Skip every picture, and copy exactly the lines from the one containing "Read this page and output its text content." to the end of the data.

--- DATA EXCERPTS ---
* Start *
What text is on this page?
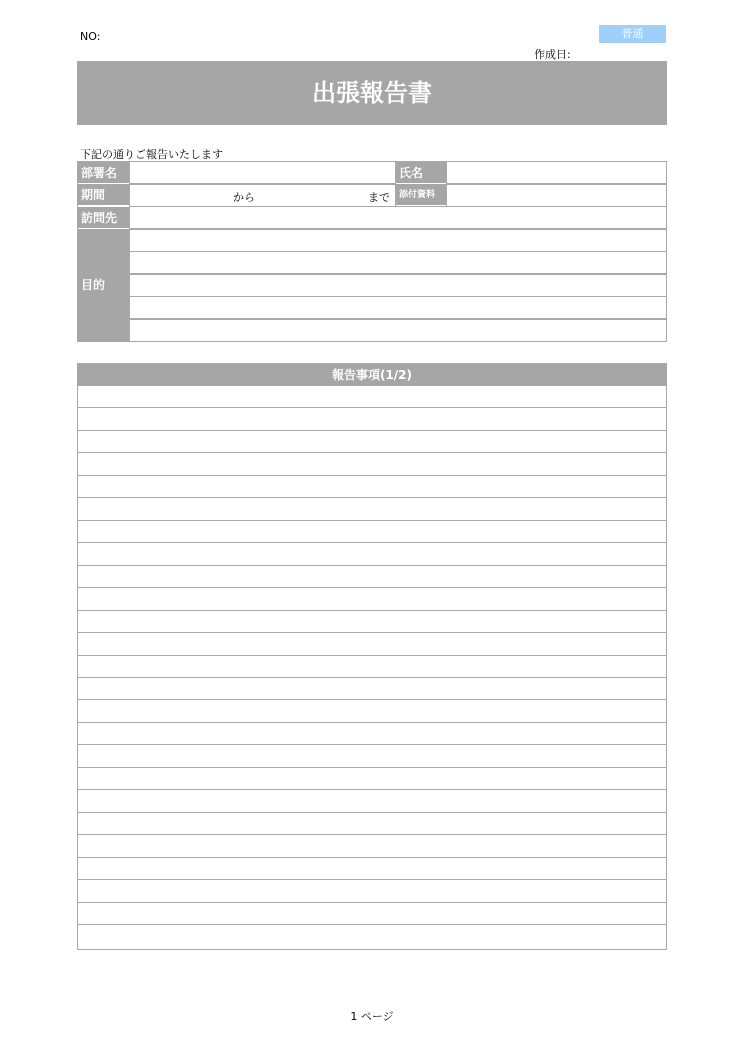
NO:	普通
作成日:
出張報告書
下記の通りご報告いたします
部署名	氏名
期間	から	まで 添付資料
訪問先
目的
報告事項(1/2)
1 ページ
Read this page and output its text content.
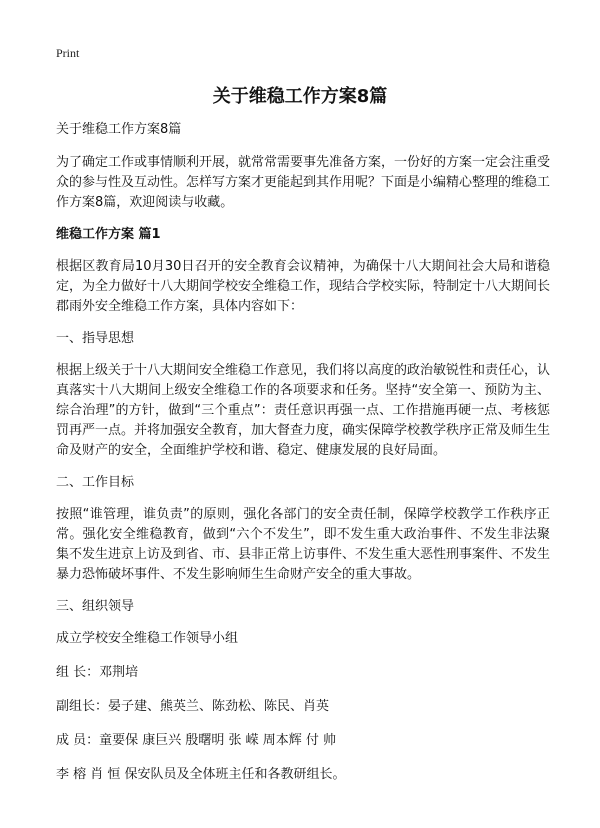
Print
关于维稳工作方案8篇

关于维稳工作方案8篇

为了确定工作或事情顺利开展，就常常需要事先准备方案，一份好的方案一定会注重受众的参与性及互动性。怎样写方案才更能起到其作用呢？下面是小编精心整理的维稳工作方案8篇，欢迎阅读与收藏。

维稳工作方案 篇1

根据区教育局10月30日召开的安全教育会议精神，为确保十八大期间社会大局和谐稳定，为全力做好十八大期间学校安全维稳工作，现结合学校实际，特制定十八大期间长郡雨外安全维稳工作方案，具体内容如下：

一、指导思想

根据上级关于十八大期间安全维稳工作意见，我们将以高度的政治敏锐性和责任心，认真落实十八大期间上级安全维稳工作的各项要求和任务。坚持“安全第一、预防为主、综合治理”的方针，做到“三个重点”：责任意识再强一点、工作措施再硬一点、考核惩罚再严一点。并将加强安全教育，加大督查力度，确实保障学校教学秩序正常及师生生命及财产的安全，全面维护学校和谐、稳定、健康发展的良好局面。

二、工作目标

按照“谁管理，谁负责”的原则，强化各部门的安全责任制，保障学校教学工作秩序正常。强化安全维稳教育，做到“六个不发生”，即不发生重大政治事件、不发生非法聚集不发生进京上访及到省、市、县非正常上访事件、不发生重大恶性刑事案件、不发生暴力恐怖破坏事件、不发生影响师生生命财产安全的重大事故。

三、组织领导

成立学校安全维稳工作领导小组

组 长：邓荆培

副组长：晏子建、熊英兰、陈劲松、陈民、肖英

成 员：童要保 康巨兴 殷曙明 张 嵘 周本辉 付 帅

李 榕 肖 恒 保安队员及全体班主任和各教研组长。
* End *
--- ANSWER TO THIS PROBLEM ---
Read this page and output its text content.
Print
关于维稳工作方案8篇

关于维稳工作方案8篇

为了确定工作或事情顺利开展，就常常需要事先准备方案，一份好的方案一定会注重受众的参与性及互动性。怎样写方案才更能起到其作用呢？下面是小编精心整理的维稳工作方案8篇，欢迎阅读与收藏。

维稳工作方案 篇1

根据区教育局10月30日召开的安全教育会议精神，为确保十八大期间社会大局和谐稳定，为全力做好十八大期间学校安全维稳工作，现结合学校实际，特制定十八大期间长郡雨外安全维稳工作方案，具体内容如下：

一、指导思想

根据上级关于十八大期间安全维稳工作意见，我们将以高度的政治敏锐性和责任心，认真落实十八大期间上级安全维稳工作的各项要求和任务。坚持“安全第一、预防为主、综合治理”的方针，做到“三个重点”：责任意识再强一点、工作措施再硬一点、考核惩罚再严一点。并将加强安全教育，加大督查力度，确实保障学校教学秩序正常及师生生命及财产的安全，全面维护学校和谐、稳定、健康发展的良好局面。

二、工作目标

按照“谁管理，谁负责”的原则，强化各部门的安全责任制，保障学校教学工作秩序正常。强化安全维稳教育，做到“六个不发生”，即不发生重大政治事件、不发生非法聚集不发生进京上访及到省、市、县非正常上访事件、不发生重大恶性刑事案件、不发生暴力恐怖破坏事件、不发生影响师生生命财产安全的重大事故。

三、组织领导

成立学校安全维稳工作领导小组

组 长：邓荆培

副组长：晏子建、熊英兰、陈劲松、陈民、肖英

成 员：童要保 康巨兴 殷曙明 张 嵘 周本辉 付 帅

李 榕 肖 恒 保安队员及全体班主任和各教研组长。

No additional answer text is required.